- Problem to solve: Copy out all lines of the records in which the word "presente" appears.
※ ※ ※
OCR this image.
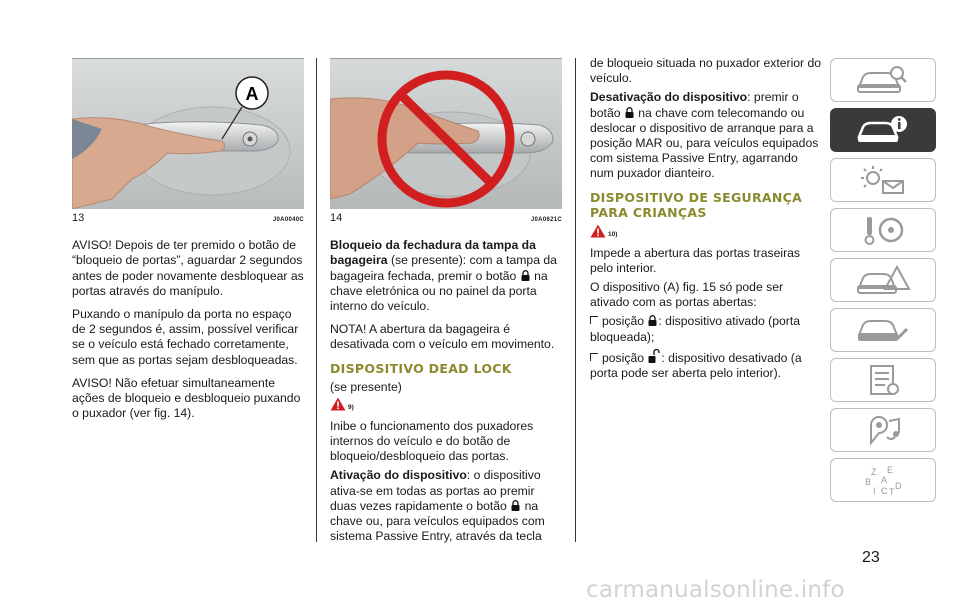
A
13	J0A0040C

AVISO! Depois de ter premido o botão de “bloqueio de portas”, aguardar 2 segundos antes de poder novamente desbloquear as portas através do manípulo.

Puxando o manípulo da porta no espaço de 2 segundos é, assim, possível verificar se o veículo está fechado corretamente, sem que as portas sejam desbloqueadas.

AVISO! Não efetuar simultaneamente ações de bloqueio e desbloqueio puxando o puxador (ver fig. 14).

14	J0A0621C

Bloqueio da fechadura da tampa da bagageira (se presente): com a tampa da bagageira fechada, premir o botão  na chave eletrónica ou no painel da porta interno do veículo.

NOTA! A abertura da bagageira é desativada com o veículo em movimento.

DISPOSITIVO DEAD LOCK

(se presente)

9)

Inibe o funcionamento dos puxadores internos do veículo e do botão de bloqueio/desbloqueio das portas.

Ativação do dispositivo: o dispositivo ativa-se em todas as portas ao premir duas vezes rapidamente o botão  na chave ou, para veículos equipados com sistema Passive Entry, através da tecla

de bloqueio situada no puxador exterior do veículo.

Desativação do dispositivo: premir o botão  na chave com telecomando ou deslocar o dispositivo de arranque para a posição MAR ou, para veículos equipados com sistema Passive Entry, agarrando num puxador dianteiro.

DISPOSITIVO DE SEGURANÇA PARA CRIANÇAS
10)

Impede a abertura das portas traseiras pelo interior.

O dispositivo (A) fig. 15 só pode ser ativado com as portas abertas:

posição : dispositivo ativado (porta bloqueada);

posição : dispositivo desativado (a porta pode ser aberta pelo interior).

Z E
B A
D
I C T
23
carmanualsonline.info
※ ※ ※
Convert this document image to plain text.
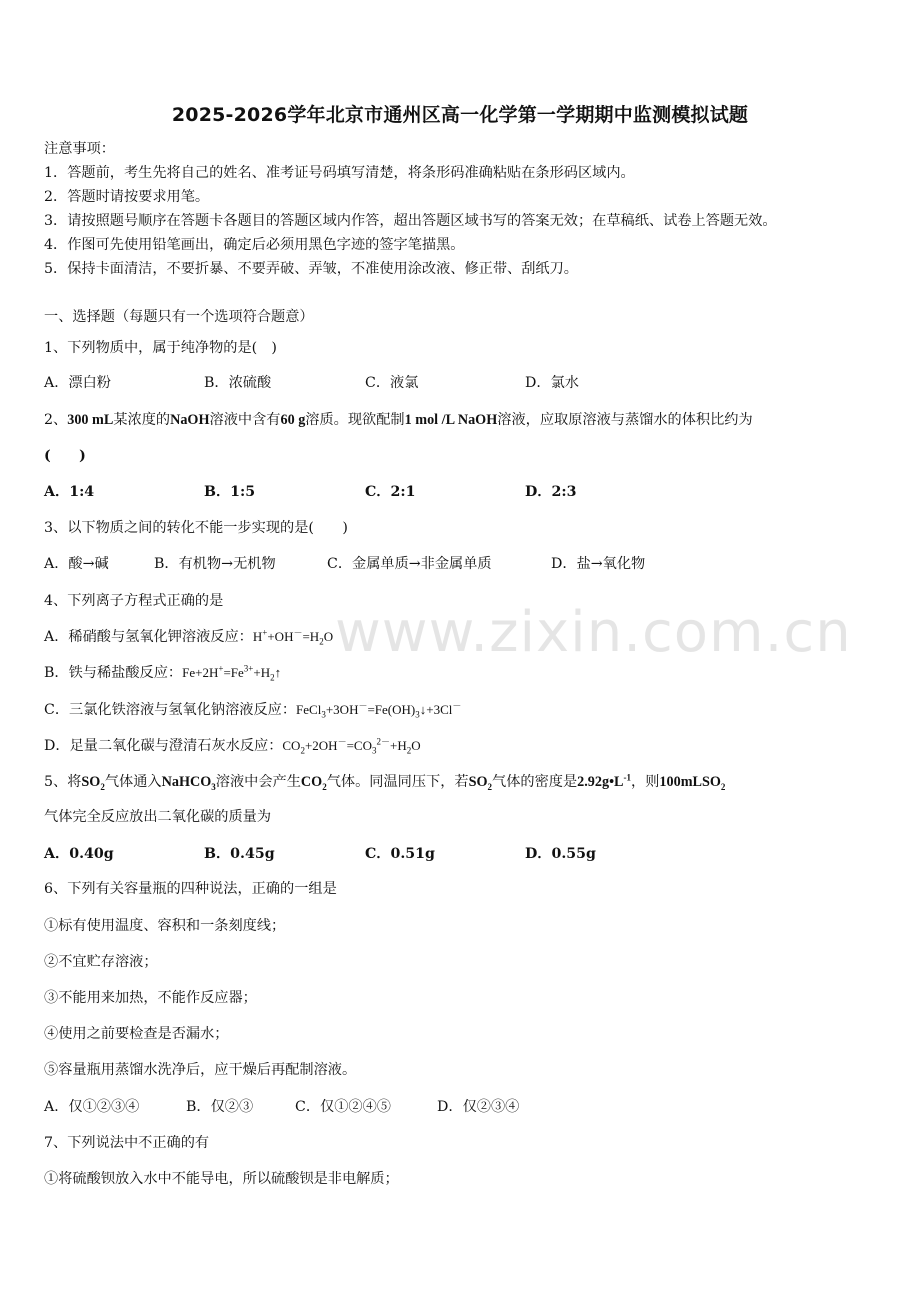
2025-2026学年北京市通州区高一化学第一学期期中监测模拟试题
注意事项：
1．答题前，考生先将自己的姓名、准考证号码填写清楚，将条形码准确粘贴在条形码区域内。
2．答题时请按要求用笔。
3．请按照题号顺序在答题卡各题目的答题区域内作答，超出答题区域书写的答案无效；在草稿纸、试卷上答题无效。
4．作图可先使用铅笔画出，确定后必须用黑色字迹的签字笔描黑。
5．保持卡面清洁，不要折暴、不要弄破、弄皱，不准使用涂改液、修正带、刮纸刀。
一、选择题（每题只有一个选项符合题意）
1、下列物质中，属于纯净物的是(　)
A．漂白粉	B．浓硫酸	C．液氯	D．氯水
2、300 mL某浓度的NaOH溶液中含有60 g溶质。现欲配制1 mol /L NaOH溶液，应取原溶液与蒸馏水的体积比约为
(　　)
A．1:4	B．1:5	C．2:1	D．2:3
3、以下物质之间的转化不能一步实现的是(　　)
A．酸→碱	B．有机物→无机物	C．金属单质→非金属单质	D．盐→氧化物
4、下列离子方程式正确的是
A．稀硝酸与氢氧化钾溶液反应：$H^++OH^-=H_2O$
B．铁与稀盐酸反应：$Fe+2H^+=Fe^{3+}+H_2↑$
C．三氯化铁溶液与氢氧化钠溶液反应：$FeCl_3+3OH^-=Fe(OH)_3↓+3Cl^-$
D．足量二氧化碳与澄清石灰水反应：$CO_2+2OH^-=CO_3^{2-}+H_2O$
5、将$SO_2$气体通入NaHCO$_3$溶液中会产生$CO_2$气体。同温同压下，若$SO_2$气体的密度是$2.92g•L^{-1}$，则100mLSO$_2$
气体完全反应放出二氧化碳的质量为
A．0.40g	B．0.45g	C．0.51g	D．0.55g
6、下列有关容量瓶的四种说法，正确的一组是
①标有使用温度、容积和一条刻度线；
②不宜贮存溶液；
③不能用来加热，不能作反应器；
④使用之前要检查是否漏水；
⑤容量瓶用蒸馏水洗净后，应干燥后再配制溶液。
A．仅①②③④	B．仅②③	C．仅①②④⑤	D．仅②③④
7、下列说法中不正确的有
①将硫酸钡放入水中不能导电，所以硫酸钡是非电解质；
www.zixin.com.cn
※ ※ ※
- Correct response:
Bloqueio da fechadura da tampa da bagageira (se presente): com a tampa da bagageira fechada, premir o botão  na chave eletrónica ou no painel da porta interno do veículo.
(se presente)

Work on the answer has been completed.